Omit the pictures and output every entry below exactly as written.

[Collected data entries]
########################################

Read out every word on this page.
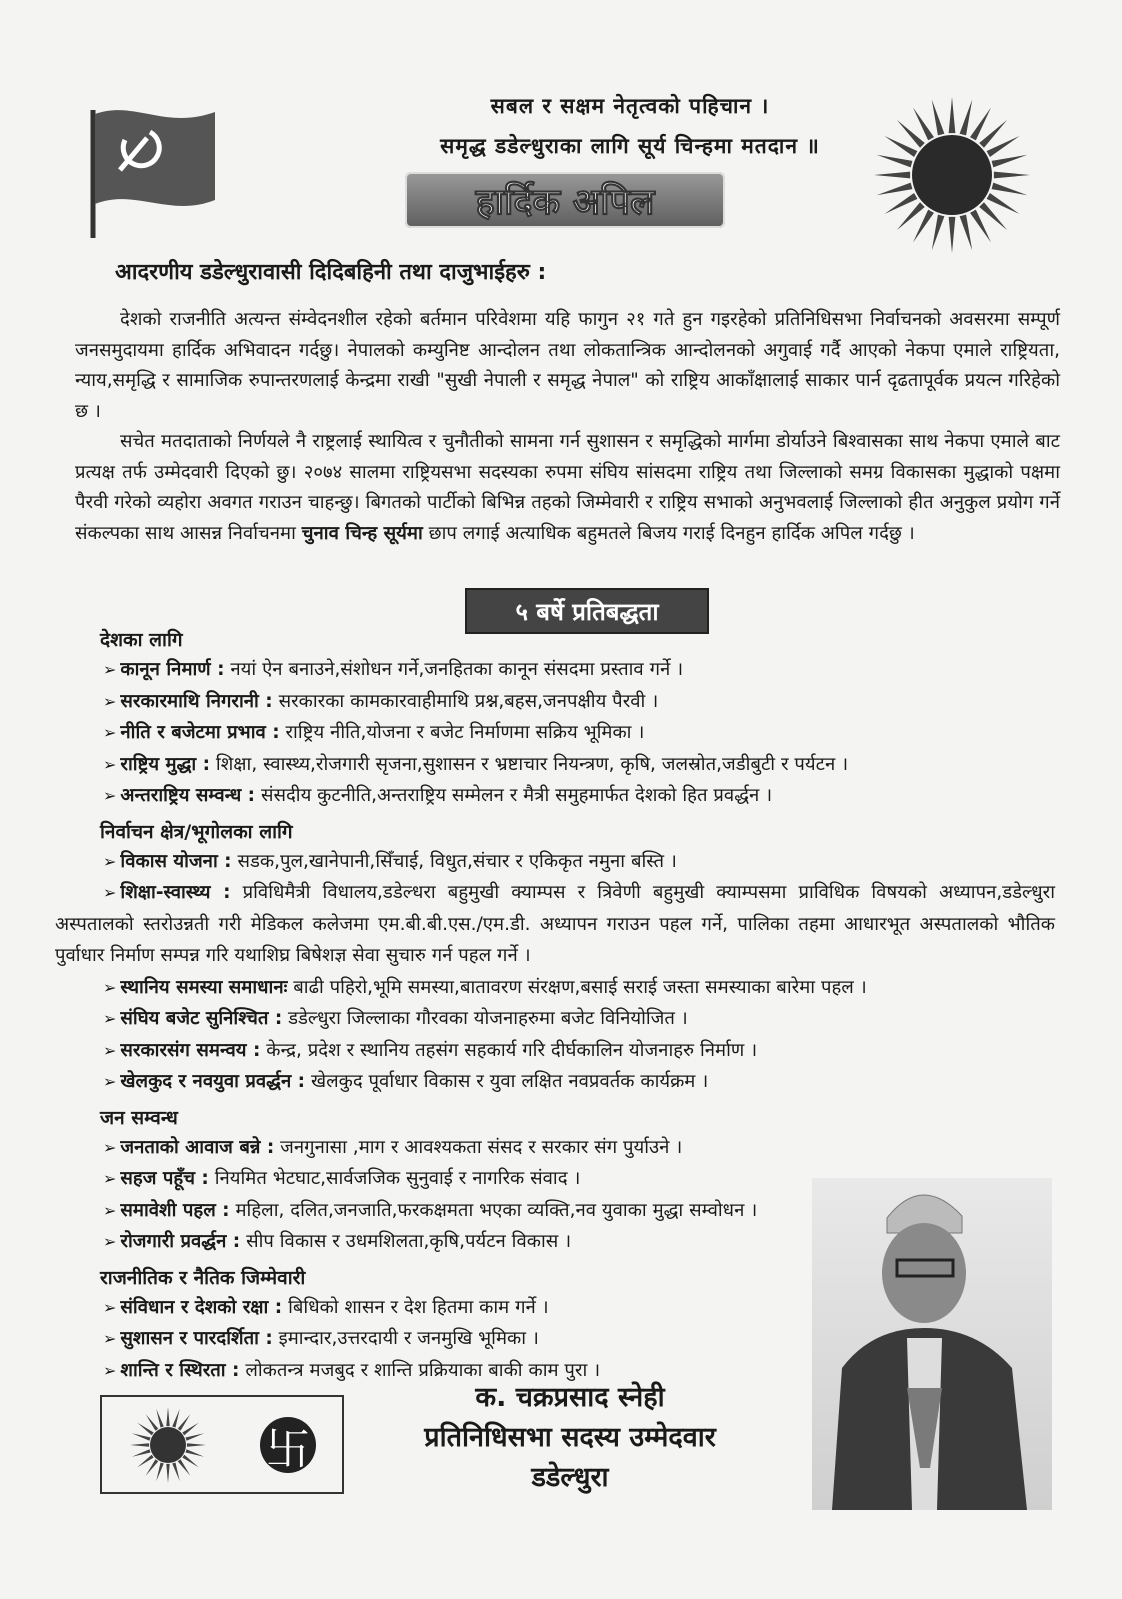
सबल र सक्षम नेतृत्वको पहिचान ।
समृद्ध डडेल्धुराका लागि सूर्य चिन्हमा मतदान ॥
हार्दिक अपिल
आदरणीय डडेल्धुरावासी दिदिबहिनी तथा दाजुभाईहरु :

देशको राजनीति अत्यन्त संम्वेदनशील रहेको बर्तमान परिवेशमा यहि फागुन २१ गते हुन गइरहेको प्रतिनिधिसभा निर्वाचनको अवसरमा सम्पूर्ण जनसमुदायमा हार्दिक अभिवादन गर्दछु। नेपालको कम्युनिष्ट आन्दोलन तथा लोकतान्त्रिक आन्दोलनको अगुवाई गर्दै आएको नेकपा एमाले राष्ट्रियता, न्याय,समृद्धि र सामाजिक रुपान्तरणलाई केन्द्रमा राखी "सुखी नेपाली र समृद्ध नेपाल" को राष्ट्रिय आकाँक्षालाई साकार पार्न दृढतापूर्वक प्रयत्न गरिहेको छ ।

सचेत मतदाताको निर्णयले नै राष्ट्रलाई स्थायित्व र चुनौतीको सामना गर्न सुशासन र समृद्धिको मार्गमा डोर्याउने बिश्वासका साथ नेकपा एमाले बाट प्रत्यक्ष तर्फ उम्मेदवारी दिएको छु। २०७४ सालमा राष्ट्रियसभा सदस्यका रुपमा संघिय सांसदमा राष्ट्रिय तथा जिल्लाको समग्र विकासका मुद्धाको पक्षमा पैरवी गरेको व्यहोरा अवगत गराउन चाहन्छु। बिगतको पार्टीको बिभिन्न तहको जिम्मेवारी र राष्ट्रिय सभाको अनुभवलाई जिल्लाको हीत अनुकुल प्रयोग गर्ने संकल्पका साथ आसन्न निर्वाचनमा चुनाव चिन्ह सूर्यमा छाप लगाई अत्याधिक बहुमतले बिजय गराई दिनहुन हार्दिक अपिल गर्दछु ।

५ बर्षे प्रतिबद्धता
देशका लागि
➢ कानून निमार्ण : नयां ऐन बनाउने,संशोधन गर्ने,जनहितका कानून संसदमा प्रस्ताव गर्ने ।
➢ सरकारमाथि निगरानी : सरकारका कामकारवाहीमाथि प्रश्न,बहस,जनपक्षीय पैरवी ।
➢ नीति र बजेटमा प्रभाव : राष्ट्रिय नीति,योजना र बजेट निर्माणमा सक्रिय भूमिका ।
➢ राष्ट्रिय मुद्धा : शिक्षा, स्वास्थ्य,रोजगारी सृजना,सुशासन र भ्रष्टाचार नियन्त्रण, कृषि, जलस्रोत,जडीबुटी र पर्यटन ।
➢ अन्तराष्ट्रिय सम्वन्ध : संसदीय कुटनीति,अन्तराष्ट्रिय सम्मेलन र मैत्री समुहमार्फत देशको हित प्रवर्द्धन ।
निर्वाचन क्षेत्र/भूगोलका लागि
➢ विकास योजना : सडक,पुल,खानेपानी,सिँचाई, विधुत,संचार र एकिकृत नमुना बस्ति ।
➢ शिक्षा-स्वास्थ्य : प्रविधिमैत्री विधालय,डडेल्धरा बहुमुखी क्याम्पस र त्रिवेणी बहुमुखी क्याम्पसमा प्राविधिक विषयको अध्यापन,डडेल्धुरा अस्पतालको स्तरोउन्नती गरी मेडिकल कलेजमा एम.बी.बी.एस./एम.डी. अध्यापन गराउन पहल गर्ने, पालिका तहमा आधारभूत अस्पतालको भौतिक पुर्वाधार निर्माण सम्पन्न गरि यथाशिघ्र बिषेशज्ञ सेवा सुचारु गर्न पहल गर्ने ।
➢ स्थानिय समस्या समाधानः बाढी पहिरो,भूमि समस्या,बातावरण संरक्षण,बसाई सराई जस्ता समस्याका बारेमा पहल ।
➢ संघिय बजेट सुनिश्चित : डडेल्धुरा जिल्लाका गौरवका योजनाहरुमा बजेट विनियोजित ।
➢ सरकारसंग समन्वय : केन्द्र, प्रदेश र स्थानिय तहसंग सहकार्य गरि दीर्घकालिन योजनाहरु निर्माण ।
➢ खेलकुद र नवयुवा प्रवर्द्धन : खेलकुद पूर्वाधार विकास र युवा लक्षित नवप्रवर्तक कार्यक्रम ।
जन सम्वन्ध
➢ जनताको आवाज बन्ने : जनगुनासा ,माग र आवश्यकता संसद र सरकार संग पुर्याउने ।
➢ सहज पहूँच : नियमित भेटघाट,सार्वजजिक सुनुवाई र नागरिक संवाद ।
➢ समावेशी पहल : महिला, दलित,जनजाति,फरकक्षमता भएका व्यक्ति,नव युवाका मुद्धा सम्वोधन ।
➢ रोजगारी प्रवर्द्धन : सीप विकास र उधमशिलता,कृषि,पर्यटन विकास ।
राजनीतिक र नैतिक जिम्मेवारी
➢ संविधान र देशको रक्षा : बिधिको शासन र देश हितमा काम गर्ने ।
➢ सुशासन र पारदर्शिता : इमान्दार,उत्तरदायी र जनमुखि भूमिका ।
➢ शान्ति र स्थिरता : लोकतन्त्र मजबुद र शान्ति प्रक्रियाका बाकी काम पुरा ।
卐
क. चक्रप्रसाद स्नेही
प्रतिनिधिसभा सदस्य उम्मेदवार
डडेल्धुरा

########################################

Exercise response:
Read out every word on this page.
सबल र सक्षम नेतृत्वको पहिचान ।
समृद्ध डडेल्धुराका लागि सूर्य चिन्हमा मतदान ॥
हार्दिक अपिल
आदरणीय डडेल्धुरावासी दिदिबहिनी तथा दाजुभाईहरु :

देशको राजनीति अत्यन्त संम्वेदनशील रहेको बर्तमान परिवेशमा यहि फागुन २१ गते हुन गइरहेको प्रतिनिधिसभा निर्वाचनको अवसरमा सम्पूर्ण जनसमुदायमा हार्दिक अभिवादन गर्दछु। नेपालको कम्युनिष्ट आन्दोलन तथा लोकतान्त्रिक आन्दोलनको अगुवाई गर्दै आएको नेकपा एमाले राष्ट्रियता, न्याय,समृद्धि र सामाजिक रुपान्तरणलाई केन्द्रमा राखी "सुखी नेपाली र समृद्ध नेपाल" को राष्ट्रिय आकाँक्षालाई साकार पार्न दृढतापूर्वक प्रयत्न गरिहेको छ ।

सचेत मतदाताको निर्णयले नै राष्ट्रलाई स्थायित्व र चुनौतीको सामना गर्न सुशासन र समृद्धिको मार्गमा डोर्याउने बिश्वासका साथ नेकपा एमाले बाट प्रत्यक्ष तर्फ उम्मेदवारी दिएको छु। २०७४ सालमा राष्ट्रियसभा सदस्यका रुपमा संघिय सांसदमा राष्ट्रिय तथा जिल्लाको समग्र विकासका मुद्धाको पक्षमा पैरवी गरेको व्यहोरा अवगत गराउन चाहन्छु। बिगतको पार्टीको बिभिन्न तहको जिम्मेवारी र राष्ट्रिय सभाको अनुभवलाई जिल्लाको हीत अनुकुल प्रयोग गर्ने संकल्पका साथ आसन्न निर्वाचनमा चुनाव चिन्ह सूर्यमा छाप लगाई अत्याधिक बहुमतले बिजय गराई दिनहुन हार्दिक अपिल गर्दछु ।

५ बर्षे प्रतिबद्धता
देशका लागि
➢ कानून निमार्ण : नयां ऐन बनाउने,संशोधन गर्ने,जनहितका कानून संसदमा प्रस्ताव गर्ने ।
➢ सरकारमाथि निगरानी : सरकारका कामकारवाहीमाथि प्रश्न,बहस,जनपक्षीय पैरवी ।
➢ नीति र बजेटमा प्रभाव : राष्ट्रिय नीति,योजना र बजेट निर्माणमा सक्रिय भूमिका ।
➢ राष्ट्रिय मुद्धा : शिक्षा, स्वास्थ्य,रोजगारी सृजना,सुशासन र भ्रष्टाचार नियन्त्रण, कृषि, जलस्रोत,जडीबुटी र पर्यटन ।
➢ अन्तराष्ट्रिय सम्वन्ध : संसदीय कुटनीति,अन्तराष्ट्रिय सम्मेलन र मैत्री समुहमार्फत देशको हित प्रवर्द्धन ।
निर्वाचन क्षेत्र/भूगोलका लागि
➢ विकास योजना : सडक,पुल,खानेपानी,सिँचाई, विधुत,संचार र एकिकृत नमुना बस्ति ।
➢ शिक्षा-स्वास्थ्य : प्रविधिमैत्री विधालय,डडेल्धरा बहुमुखी क्याम्पस र त्रिवेणी बहुमुखी क्याम्पसमा प्राविधिक विषयको अध्यापन,डडेल्धुरा अस्पतालको स्तरोउन्नती गरी मेडिकल कलेजमा एम.बी.बी.एस./एम.डी. अध्यापन गराउन पहल गर्ने, पालिका तहमा आधारभूत अस्पतालको भौतिक पुर्वाधार निर्माण सम्पन्न गरि यथाशिघ्र बिषेशज्ञ सेवा सुचारु गर्न पहल गर्ने ।
➢ स्थानिय समस्या समाधानः बाढी पहिरो,भूमि समस्या,बातावरण संरक्षण,बसाई सराई जस्ता समस्याका बारेमा पहल ।
➢ संघिय बजेट सुनिश्चित : डडेल्धुरा जिल्लाका गौरवका योजनाहरुमा बजेट विनियोजित ।
➢ सरकारसंग समन्वय : केन्द्र, प्रदेश र स्थानिय तहसंग सहकार्य गरि दीर्घकालिन योजनाहरु निर्माण ।
➢ खेलकुद र नवयुवा प्रवर्द्धन : खेलकुद पूर्वाधार विकास र युवा लक्षित नवप्रवर्तक कार्यक्रम ।
जन सम्वन्ध
➢ जनताको आवाज बन्ने : जनगुनासा ,माग र आवश्यकता संसद र सरकार संग पुर्याउने ।
➢ सहज पहूँच : नियमित भेटघाट,सार्वजजिक सुनुवाई र नागरिक संवाद ।
➢ समावेशी पहल : महिला, दलित,जनजाति,फरकक्षमता भएका व्यक्ति,नव युवाका मुद्धा सम्वोधन ।
➢ रोजगारी प्रवर्द्धन : सीप विकास र उधमशिलता,कृषि,पर्यटन विकास ।
राजनीतिक र नैतिक जिम्मेवारी
➢ संविधान र देशको रक्षा : बिधिको शासन र देश हितमा काम गर्ने ।
➢ सुशासन र पारदर्शिता : इमान्दार,उत्तरदायी र जनमुखि भूमिका ।
➢ शान्ति र स्थिरता : लोकतन्त्र मजबुद र शान्ति प्रक्रियाका बाकी काम पुरा ।
卐
क. चक्रप्रसाद स्नेही
प्रतिनिधिसभा सदस्य उम्मेदवार
डडेल्धुरा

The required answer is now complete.